• **Instructions for the task**:
Make an exact copy of the entries below with the pictures removed.

Source data

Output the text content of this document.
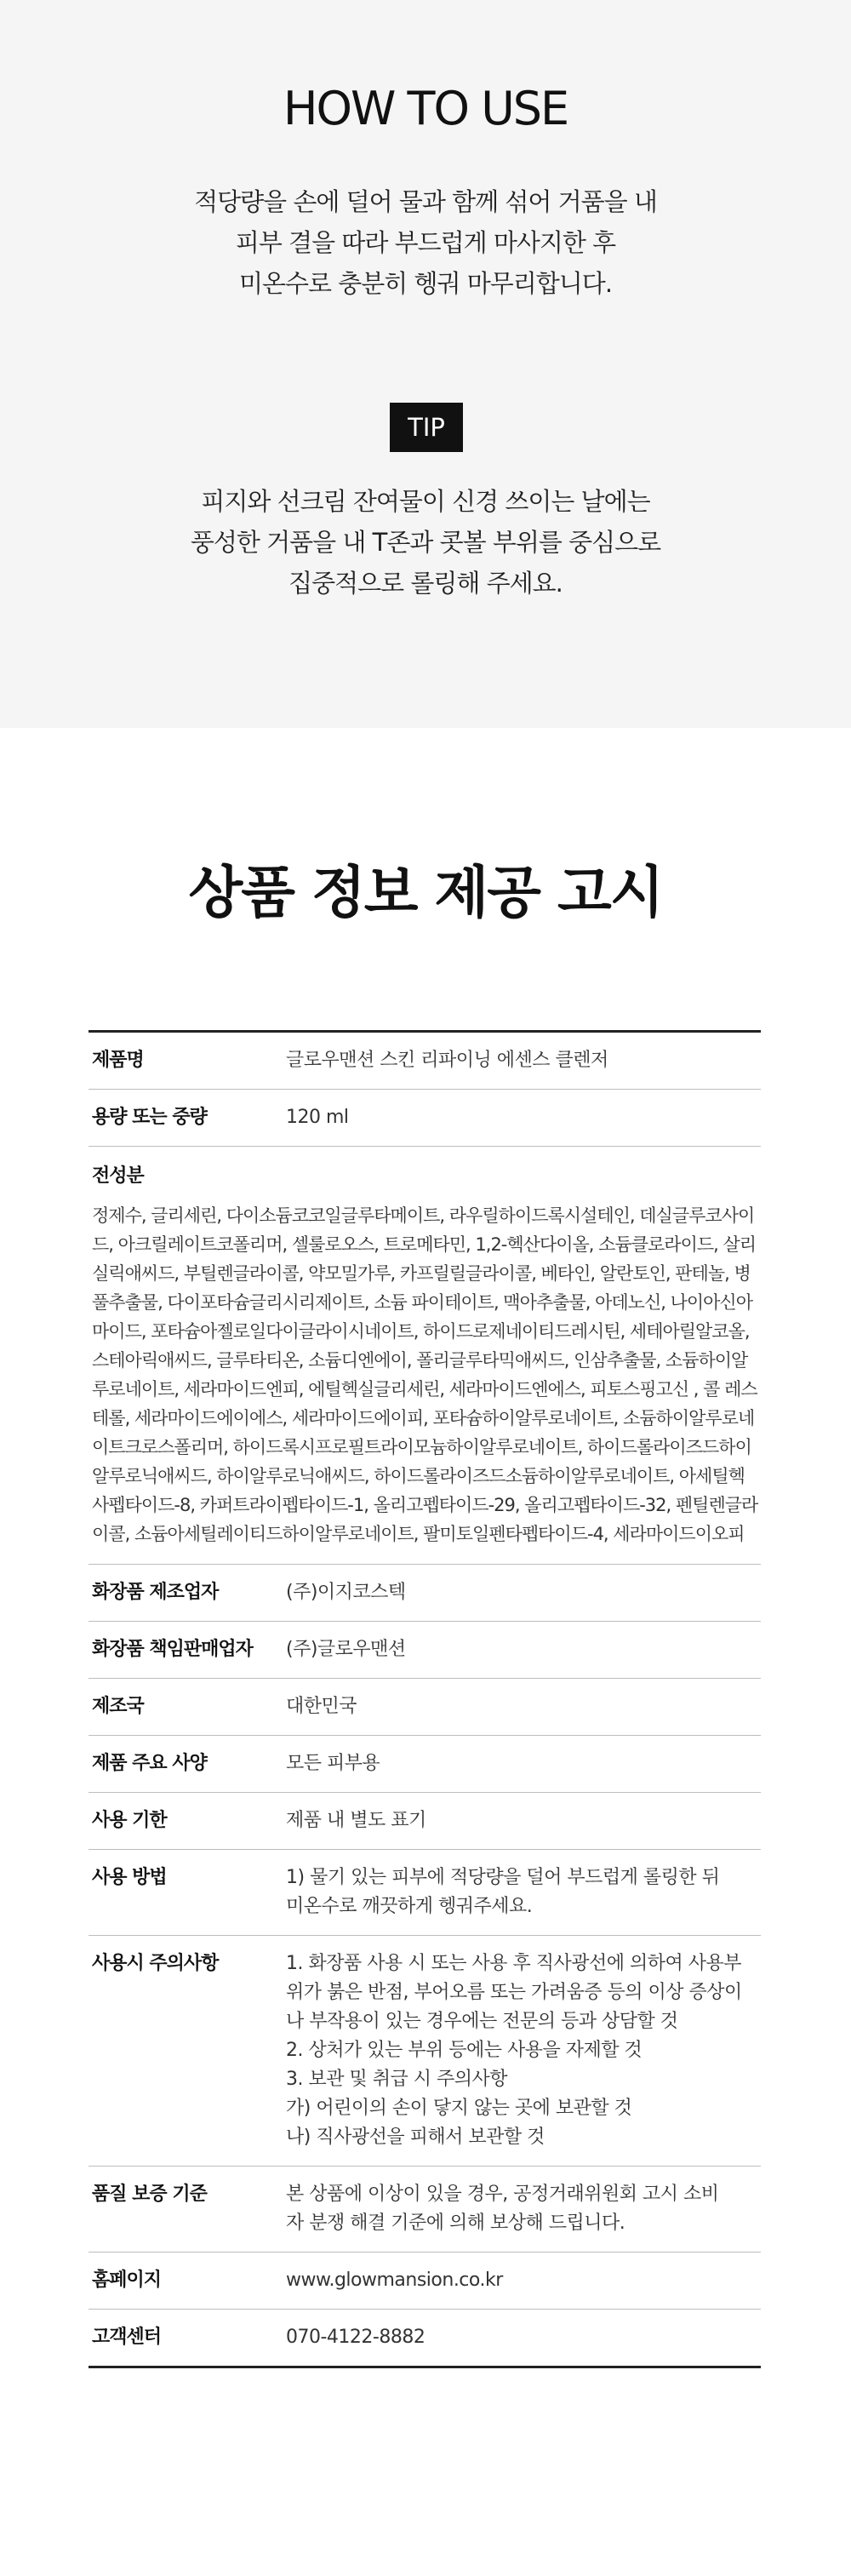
HOW TO USE
적당량을 손에 덜어 물과 함께 섞어 거품을 내
피부 결을 따라 부드럽게 마사지한 후
미온수로 충분히 헹궈 마무리합니다.
TIP
피지와 선크림 잔여물이 신경 쓰이는 날에는
풍성한 거품을 내 T존과 콧볼 부위를 중심으로
집중적으로 롤링해 주세요.
상품 정보 제공 고시
제품명	글로우맨션 스킨 리파이닝 에센스 클렌저
용량 또는 중량	120 ml
전성분
정제수, 글리세린, 다이소듐코코일글루타메이트, 라우릴하이드록시설테인, 데실글루코사이드, 아크릴레이트코폴리머, 셀룰로오스, 트로메타민, 1,2-헥산다이올, 소듐클로라이드, 살리실릭애씨드, 부틸렌글라이콜, 약모밀가루, 카프릴릴글라이콜, 베타인, 알란토인, 판테놀, 병풀추출물, 다이포타슘글리시리제이트, 소듐 파이테이트, 맥아추출물, 아데노신, 나이아신아마이드, 포타슘아젤로일다이글라이시네이트, 하이드로제네이티드레시틴, 세테아릴알코올, 스테아릭애씨드, 글루타티온, 소듐디엔에이, 폴리글루타믹애씨드, 인삼추출물, 소듐하이알루로네이트, 세라마이드엔피, 에틸헥실글리세린, 세라마이드엔에스, 피토스핑고신 , 콜 레스테롤, 세라마이드에이에스, 세라마이드에이피, 포타슘하이알루로네이트, 소듐하이알루로네이트크로스폴리머, 하이드록시프로필트라이모늄하이알루로네이트, 하이드롤라이즈드하이알루로닉애씨드, 하이알루로닉애씨드, 하이드롤라이즈드소듐하이알루로네이트, 아세틸헥사펩타이드-8, 카퍼트라이펩타이드-1, 올리고펩타이드-29, 올리고펩타이드-32, 펜틸렌글라이콜, 소듐아세틸레이티드하이알루로네이트, 팔미토일펜타펩타이드-4, 세라마이드이오피
화장품 제조업자	(주)이지코스텍
화장품 책임판매업자	(주)글로우맨션
제조국	대한민국
제품 주요 사양	모든 피부용
사용 기한	제품 내 별도 표기
사용 방법	1) 물기 있는 피부에 적당량을 덜어 부드럽게 롤링한 뒤
미온수로 깨끗하게 헹궈주세요.
사용시 주의사항	1. 화장품 사용 시 또는 사용 후 직사광선에 의하여 사용부
위가 붉은 반점, 부어오름 또는 가려움증 등의 이상 증상이
나 부작용이 있는 경우에는 전문의 등과 상담할 것
2. 상처가 있는 부위 등에는 사용을 자제할 것
3. 보관 및 취급 시 주의사항
가) 어린이의 손이 닿지 않는 곳에 보관할 것
나) 직사광선을 피해서 보관할 것
품질 보증 기준	본 상품에 이상이 있을 경우, 공정거래위원회 고시 소비
자 분쟁 해결 기준에 의해 보상해 드립니다.
홈페이지	www.glowmansion.co.kr
고객센터	070-4122-8882
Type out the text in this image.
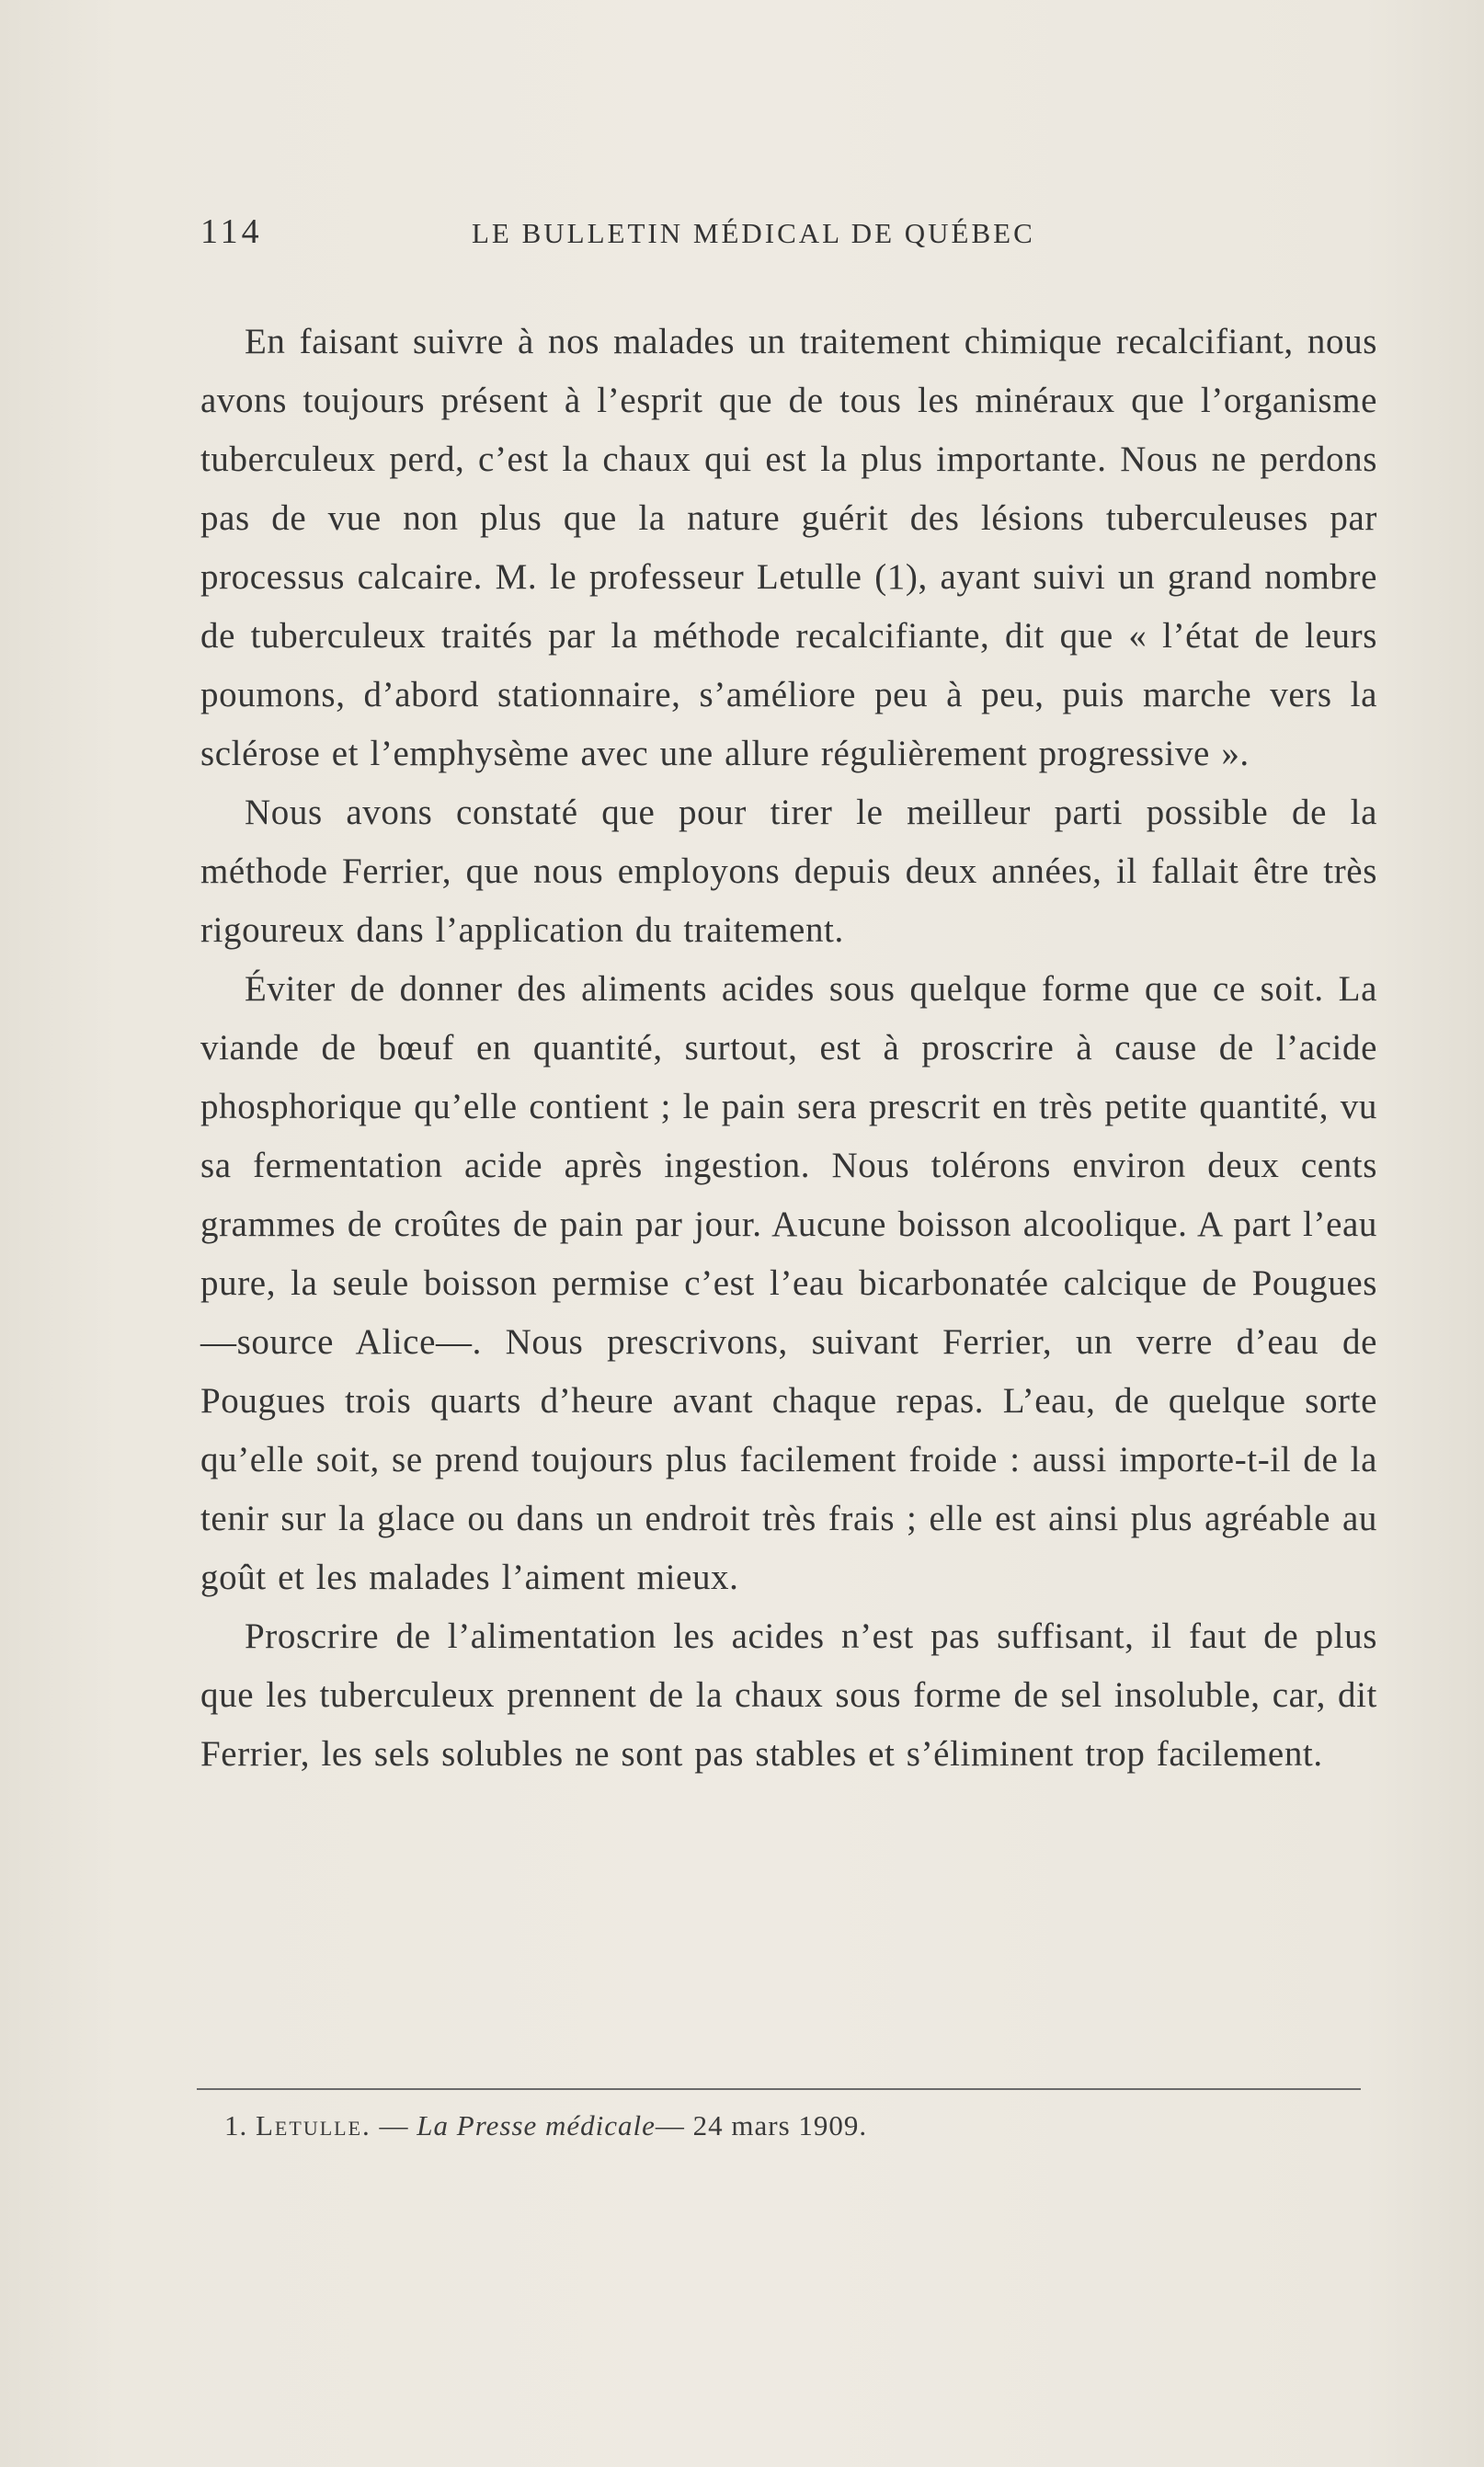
114	LE BULLETIN MÉDICAL DE QUÉBEC

En faisant suivre à nos malades un traitement chimique recalcifiant, nous avons toujours présent à l’esprit que de tous les minéraux que l’organisme tuberculeux perd, c’est la chaux qui est la plus importante. Nous ne perdons pas de vue non plus que la nature guérit des lésions tuberculeuses par processus calcaire. M. le professeur Letulle (1), ayant suivi un grand nombre de tuberculeux traités par la méthode recalcifiante, dit que « l’état de leurs poumons, d’abord stationnaire, s’améliore peu à peu, puis marche vers la sclérose et l’emphysème avec une allure régulièrement progressive ».

Nous avons constaté que pour tirer le meilleur parti possible de la méthode Ferrier, que nous employons depuis deux années, il fallait être très rigoureux dans l’application du traitement.

Éviter de donner des aliments acides sous quelque forme que ce soit. La viande de bœuf en quantité, surtout, est à proscrire à cause de l’acide phosphorique qu’elle contient ; le pain sera prescrit en très petite quantité, vu sa fermentation acide après ingestion. Nous tolérons environ deux cents grammes de croûtes de pain par jour. Aucune boisson alcoolique. A part l’eau pure, la seule boisson permise c’est l’eau bicarbonatée calcique de Pougues—source Alice—. Nous prescrivons, suivant Ferrier, un verre d’eau de Pougues trois quarts d’heure avant chaque repas. L’eau, de quelque sorte qu’elle soit, se prend toujours plus facilement froide : aussi importe-t-il de la tenir sur la glace ou dans un endroit très frais ; elle est ainsi plus agréable au goût et les malades l’aiment mieux.

Proscrire de l’alimentation les acides n’est pas suffisant, il faut de plus que les tuberculeux prennent de la chaux sous forme de sel insoluble, car, dit Ferrier, les sels solubles ne sont pas stables et s’éliminent trop facilement.

1. Letulle. — La Presse médicale— 24 mars 1909.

• **Reply to the exercise**:
Output the text content of this document.
HOW TO USE
적당량을 손에 덜어 물과 함께 섞어 거품을 내
피부 결을 따라 부드럽게 마사지한 후
미온수로 충분히 헹궈 마무리합니다.
TIP
피지와 선크림 잔여물이 신경 쓰이는 날에는
풍성한 거품을 내 T존과 콧볼 부위를 중심으로
집중적으로 롤링해 주세요.
상품 정보 제공 고시
제품명	글로우맨션 스킨 리파이닝 에센스 클렌저
용량 또는 중량	120 ml
전성분
정제수, 글리세린, 다이소듐코코일글루타메이트, 라우릴하이드록시설테인, 데실글루코사이드, 아크릴레이트코폴리머, 셀룰로오스, 트로메타민, 1,2-헥산다이올, 소듐클로라이드, 살리실릭애씨드, 부틸렌글라이콜, 약모밀가루, 카프릴릴글라이콜, 베타인, 알란토인, 판테놀, 병풀추출물, 다이포타슘글리시리제이트, 소듐 파이테이트, 맥아추출물, 아데노신, 나이아신아마이드, 포타슘아젤로일다이글라이시네이트, 하이드로제네이티드레시틴, 세테아릴알코올, 스테아릭애씨드, 글루타티온, 소듐디엔에이, 폴리글루타믹애씨드, 인삼추출물, 소듐하이알루로네이트, 세라마이드엔피, 에틸헥실글리세린, 세라마이드엔에스, 피토스핑고신 , 콜 레스테롤, 세라마이드에이에스, 세라마이드에이피, 포타슘하이알루로네이트, 소듐하이알루로네이트크로스폴리머, 하이드록시프로필트라이모늄하이알루로네이트, 하이드롤라이즈드하이알루로닉애씨드, 하이알루로닉애씨드, 하이드롤라이즈드소듐하이알루로네이트, 아세틸헥사펩타이드-8, 카퍼트라이펩타이드-1, 올리고펩타이드-29, 올리고펩타이드-32, 펜틸렌글라이콜, 소듐아세틸레이티드하이알루로네이트, 팔미토일펜타펩타이드-4, 세라마이드이오피
화장품 제조업자	(주)이지코스텍
화장품 책임판매업자	(주)글로우맨션
제조국	대한민국
제품 주요 사양	모든 피부용
사용 기한	제품 내 별도 표기
사용 방법	1) 물기 있는 피부에 적당량을 덜어 부드럽게 롤링한 뒤
미온수로 깨끗하게 헹궈주세요.
사용시 주의사항	1. 화장품 사용 시 또는 사용 후 직사광선에 의하여 사용부
위가 붉은 반점, 부어오름 또는 가려움증 등의 이상 증상이
나 부작용이 있는 경우에는 전문의 등과 상담할 것
2. 상처가 있는 부위 등에는 사용을 자제할 것
3. 보관 및 취급 시 주의사항
가) 어린이의 손이 닿지 않는 곳에 보관할 것
나) 직사광선을 피해서 보관할 것
품질 보증 기준	본 상품에 이상이 있을 경우, 공정거래위원회 고시 소비
자 분쟁 해결 기준에 의해 보상해 드립니다.
홈페이지	www.glowmansion.co.kr
고객센터	070-4122-8882
Type out the text in this image.
114	LE BULLETIN MÉDICAL DE QUÉBEC

En faisant suivre à nos malades un traitement chimique recalcifiant, nous avons toujours présent à l’esprit que de tous les minéraux que l’organisme tuberculeux perd, c’est la chaux qui est la plus importante. Nous ne perdons pas de vue non plus que la nature guérit des lésions tuberculeuses par processus calcaire. M. le professeur Letulle (1), ayant suivi un grand nombre de tuberculeux traités par la méthode recalcifiante, dit que « l’état de leurs poumons, d’abord stationnaire, s’améliore peu à peu, puis marche vers la sclérose et l’emphysème avec une allure régulièrement progressive ».

Nous avons constaté que pour tirer le meilleur parti possible de la méthode Ferrier, que nous employons depuis deux années, il fallait être très rigoureux dans l’application du traitement.

Éviter de donner des aliments acides sous quelque forme que ce soit. La viande de bœuf en quantité, surtout, est à proscrire à cause de l’acide phosphorique qu’elle contient ; le pain sera prescrit en très petite quantité, vu sa fermentation acide après ingestion. Nous tolérons environ deux cents grammes de croûtes de pain par jour. Aucune boisson alcoolique. A part l’eau pure, la seule boisson permise c’est l’eau bicarbonatée calcique de Pougues—source Alice—. Nous prescrivons, suivant Ferrier, un verre d’eau de Pougues trois quarts d’heure avant chaque repas. L’eau, de quelque sorte qu’elle soit, se prend toujours plus facilement froide : aussi importe-t-il de la tenir sur la glace ou dans un endroit très frais ; elle est ainsi plus agréable au goût et les malades l’aiment mieux.

Proscrire de l’alimentation les acides n’est pas suffisant, il faut de plus que les tuberculeux prennent de la chaux sous forme de sel insoluble, car, dit Ferrier, les sels solubles ne sont pas stables et s’éliminent trop facilement.

1. Letulle. — La Presse médicale— 24 mars 1909.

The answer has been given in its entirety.